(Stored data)

* * *

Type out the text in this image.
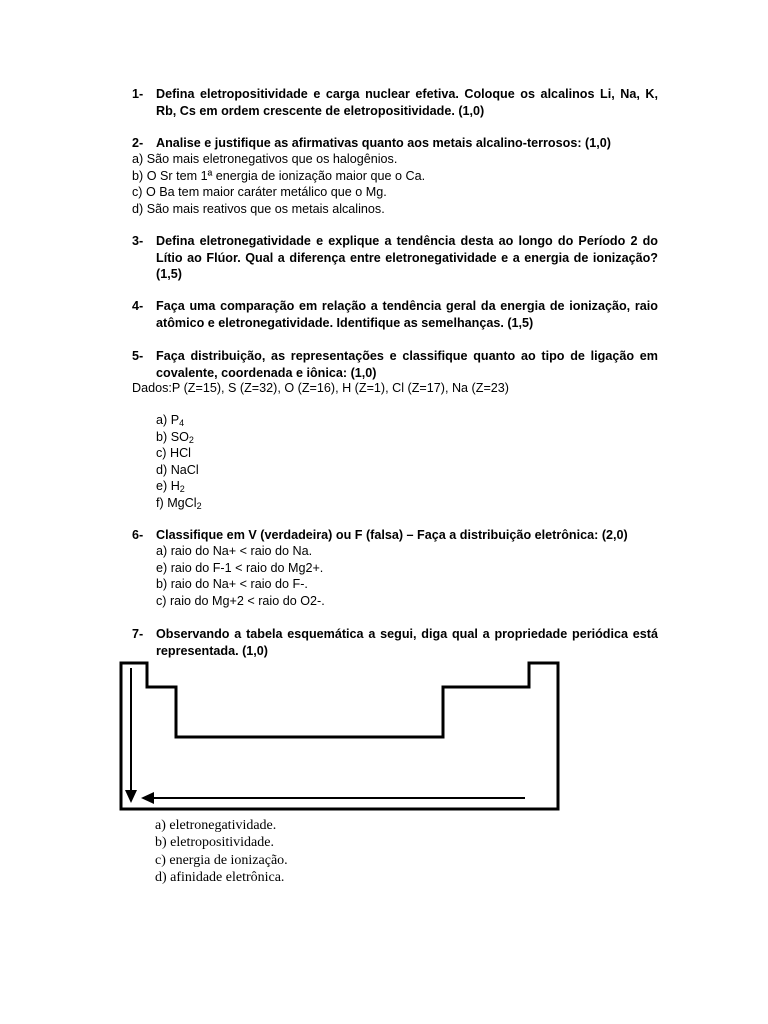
1- Defina eletropositividade e carga nuclear efetiva. Coloque os alcalinos Li, Na, K, Rb, Cs em ordem crescente de eletropositividade. (1,0)
2- Analise e justifique as afirmativas quanto aos metais alcalino-terrosos: (1,0)
a) São mais eletronegativos que os halogênios.
b) O Sr tem 1ª energia de ionização maior que o Ca.
c) O Ba tem maior caráter metálico que o Mg.
d) São mais reativos que os metais alcalinos.
3- Defina eletronegatividade e explique a tendência desta ao longo do Período 2 do Lítio ao Flúor. Qual a diferença entre eletronegatividade e a energia de ionização? (1,5)
4- Faça uma comparação em relação a tendência geral da energia de ionização, raio atômico e eletronegatividade. Identifique as semelhanças. (1,5)
5- Faça distribuição, as representações e classifique quanto ao tipo de ligação em covalente, coordenada e iônica: (1,0)
Dados:P (Z=15), S (Z=32), O (Z=16), H (Z=1), Cl (Z=17), Na (Z=23)
a) $P_4$
b) $SO_2$
c) HCl
d) NaCl
e) $H_2$
f) MgCl$_2$
6- Classifique em V (verdadeira) ou F (falsa) – Faça a distribuição eletrônica: (2,0)
a) raio do Na+ < raio do Na.
e) raio do F-1 < raio do Mg2+.
b) raio do Na+ < raio do F-.
c) raio do Mg+2 < raio do O2-.
7- Observando a tabela esquemática a segui, diga qual a propriedade periódica está representada. (1,0)
a) eletronegatividade.
b) eletropositividade.
c) energia de ionização.
d) afinidade eletrônica.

* * *

**WHAT IS NEEDED**
Copy the material exactly. Do not include the pictures.

**ANSWER FOR THIS EXERCISE**
Type out the text in this image.
1- Defina eletropositividade e carga nuclear efetiva. Coloque os alcalinos Li, Na, K, Rb, Cs em ordem crescente de eletropositividade. (1,0)
2- Analise e justifique as afirmativas quanto aos metais alcalino-terrosos: (1,0)
a) São mais eletronegativos que os halogênios.
b) O Sr tem 1ª energia de ionização maior que o Ca.
c) O Ba tem maior caráter metálico que o Mg.
d) São mais reativos que os metais alcalinos.
3- Defina eletronegatividade e explique a tendência desta ao longo do Período 2 do Lítio ao Flúor. Qual a diferença entre eletronegatividade e a energia de ionização? (1,5)
4- Faça uma comparação em relação a tendência geral da energia de ionização, raio atômico e eletronegatividade. Identifique as semelhanças. (1,5)
5- Faça distribuição, as representações e classifique quanto ao tipo de ligação em covalente, coordenada e iônica: (1,0)
Dados:P (Z=15), S (Z=32), O (Z=16), H (Z=1), Cl (Z=17), Na (Z=23)
a) $P_4$
b) $SO_2$
c) HCl
d) NaCl
e) $H_2$
f) MgCl$_2$
6- Classifique em V (verdadeira) ou F (falsa) – Faça a distribuição eletrônica: (2,0)
a) raio do Na+ < raio do Na.
e) raio do F-1 < raio do Mg2+.
b) raio do Na+ < raio do F-.
c) raio do Mg+2 < raio do O2-.
7- Observando a tabela esquemática a segui, diga qual a propriedade periódica está representada. (1,0)
a) eletronegatividade.
b) eletropositividade.
c) energia de ionização.
d) afinidade eletrônica.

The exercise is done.